## Passage fourni:

◆ ◆ ◆ ◆ ◆

Dans cet article, Marcel Gaumond souligne l’importance de la première consigne en psychothérapie analytique, celle qui consiste à dire spontanément et sans censure ce qui vient à l’esprit, soit une consigne qui s’avère, à l’expérience, étonnamment difficile à appliquer. L’auteur, psychanalyste, s’emploie alors à expliciter les deux principales conditions grâce auxquelles, d’après lui, l’application de cette consigne puisse être pleinement actualisée :
  1. l’acquisition d’une confiance en profondeur à l’égard de l’analyste;
  2. l’apprivoisement de la « blessure nucléaire » suscitant la peur d’être submergé, voire détruit par celle-ci.

◆ ◆ ◆ ◆ ◆

## Lignes de données:
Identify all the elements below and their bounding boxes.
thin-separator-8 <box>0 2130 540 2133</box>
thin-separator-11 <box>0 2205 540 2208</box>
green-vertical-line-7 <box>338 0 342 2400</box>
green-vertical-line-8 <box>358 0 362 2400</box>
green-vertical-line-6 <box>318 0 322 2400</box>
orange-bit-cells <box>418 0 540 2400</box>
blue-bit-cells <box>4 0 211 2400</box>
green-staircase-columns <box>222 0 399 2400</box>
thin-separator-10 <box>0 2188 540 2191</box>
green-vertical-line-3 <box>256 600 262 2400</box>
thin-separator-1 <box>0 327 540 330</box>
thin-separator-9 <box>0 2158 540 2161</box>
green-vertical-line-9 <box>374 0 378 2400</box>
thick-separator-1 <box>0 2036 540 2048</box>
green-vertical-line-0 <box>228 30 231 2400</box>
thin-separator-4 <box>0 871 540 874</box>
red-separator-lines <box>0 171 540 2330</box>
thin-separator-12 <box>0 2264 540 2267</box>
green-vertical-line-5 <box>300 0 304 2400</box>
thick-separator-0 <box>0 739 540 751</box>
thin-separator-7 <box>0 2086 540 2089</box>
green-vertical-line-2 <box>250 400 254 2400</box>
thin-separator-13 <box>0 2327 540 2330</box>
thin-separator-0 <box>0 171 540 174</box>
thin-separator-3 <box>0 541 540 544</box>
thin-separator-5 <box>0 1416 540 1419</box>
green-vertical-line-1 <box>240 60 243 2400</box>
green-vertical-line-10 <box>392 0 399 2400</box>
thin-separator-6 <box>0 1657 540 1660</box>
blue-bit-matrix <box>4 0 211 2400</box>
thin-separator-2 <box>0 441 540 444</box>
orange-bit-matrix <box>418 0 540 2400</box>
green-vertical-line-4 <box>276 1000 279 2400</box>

◆ ◆ ◆ ◆ ◆

## Énoncé:
Quels sont tous les adverbes en « -ment » employés dans le passage sur la première consigne en psychothérapie analytique ?

## Réponse finale:
spontanément, étonnamment, pleinement